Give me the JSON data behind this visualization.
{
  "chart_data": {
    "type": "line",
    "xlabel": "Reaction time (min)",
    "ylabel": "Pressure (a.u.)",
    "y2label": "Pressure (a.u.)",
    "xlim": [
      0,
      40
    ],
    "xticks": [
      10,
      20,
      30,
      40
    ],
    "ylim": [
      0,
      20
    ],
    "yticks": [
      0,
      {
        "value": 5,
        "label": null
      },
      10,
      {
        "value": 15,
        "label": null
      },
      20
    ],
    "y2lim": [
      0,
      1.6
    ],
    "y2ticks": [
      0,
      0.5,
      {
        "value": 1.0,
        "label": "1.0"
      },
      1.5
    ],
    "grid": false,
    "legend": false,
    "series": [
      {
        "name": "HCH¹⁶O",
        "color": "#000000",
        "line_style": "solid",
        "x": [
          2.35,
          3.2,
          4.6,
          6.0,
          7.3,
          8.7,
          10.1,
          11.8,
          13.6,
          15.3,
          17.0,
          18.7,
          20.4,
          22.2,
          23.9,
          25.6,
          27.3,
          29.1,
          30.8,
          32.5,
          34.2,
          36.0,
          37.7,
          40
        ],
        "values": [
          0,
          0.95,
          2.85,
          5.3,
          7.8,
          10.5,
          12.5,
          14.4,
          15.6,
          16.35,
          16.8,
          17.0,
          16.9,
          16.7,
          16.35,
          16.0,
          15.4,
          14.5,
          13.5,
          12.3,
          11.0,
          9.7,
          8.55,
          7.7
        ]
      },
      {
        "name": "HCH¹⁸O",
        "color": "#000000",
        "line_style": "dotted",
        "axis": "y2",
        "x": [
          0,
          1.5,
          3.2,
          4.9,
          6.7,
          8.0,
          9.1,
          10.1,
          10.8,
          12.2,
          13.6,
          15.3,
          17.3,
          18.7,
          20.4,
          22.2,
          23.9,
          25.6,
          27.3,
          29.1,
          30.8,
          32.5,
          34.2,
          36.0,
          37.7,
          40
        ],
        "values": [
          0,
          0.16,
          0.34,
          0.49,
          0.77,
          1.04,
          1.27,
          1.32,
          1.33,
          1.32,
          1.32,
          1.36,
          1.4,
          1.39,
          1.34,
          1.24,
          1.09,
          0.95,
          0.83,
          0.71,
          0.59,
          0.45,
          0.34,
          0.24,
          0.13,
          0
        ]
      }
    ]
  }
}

§ Task brief
Every line of the material must be returned exactly as it appears.

§ Answer for the task
Give me the JSON data behind this visualization.
{
  "chart_data": {
    "type": "line",
    "xlabel": "Reaction time (min)",
    "ylabel": "Pressure (a.u.)",
    "y2label": "Pressure (a.u.)",
    "xlim": [
      0,
      40
    ],
    "xticks": [
      10,
      20,
      30,
      40
    ],
    "ylim": [
      0,
      20
    ],
    "yticks": [
      0,
      {
        "value": 5,
        "label": null
      },
      10,
      {
        "value": 15,
        "label": null
      },
      20
    ],
    "y2lim": [
      0,
      1.6
    ],
    "y2ticks": [
      0,
      0.5,
      {
        "value": 1.0,
        "label": "1.0"
      },
      1.5
    ],
    "grid": false,
    "legend": false,
    "series": [
      {
        "name": "HCH¹⁶O",
        "color": "#000000",
        "line_style": "solid",
        "x": [
          2.35,
          3.2,
          4.6,
          6.0,
          7.3,
          8.7,
          10.1,
          11.8,
          13.6,
          15.3,
          17.0,
          18.7,
          20.4,
          22.2,
          23.9,
          25.6,
          27.3,
          29.1,
          30.8,
          32.5,
          34.2,
          36.0,
          37.7,
          40
        ],
        "values": [
          0,
          0.95,
          2.85,
          5.3,
          7.8,
          10.5,
          12.5,
          14.4,
          15.6,
          16.35,
          16.8,
          17.0,
          16.9,
          16.7,
          16.35,
          16.0,
          15.4,
          14.5,
          13.5,
          12.3,
          11.0,
          9.7,
          8.55,
          7.7
        ]
      },
      {
        "name": "HCH¹⁸O",
        "color": "#000000",
        "line_style": "dotted",
        "axis": "y2",
        "x": [
          0,
          1.5,
          3.2,
          4.9,
          6.7,
          8.0,
          9.1,
          10.1,
          10.8,
          12.2,
          13.6,
          15.3,
          17.3,
          18.7,
          20.4,
          22.2,
          23.9,
          25.6,
          27.3,
          29.1,
          30.8,
          32.5,
          34.2,
          36.0,
          37.7,
          40
        ],
        "values": [
          0,
          0.16,
          0.34,
          0.49,
          0.77,
          1.04,
          1.27,
          1.32,
          1.33,
          1.32,
          1.32,
          1.36,
          1.4,
          1.39,
          1.34,
          1.24,
          1.09,
          0.95,
          0.83,
          0.71,
          0.59,
          0.45,
          0.34,
          0.24,
          0.13,
          0
        ]
      }
    ]
  }
}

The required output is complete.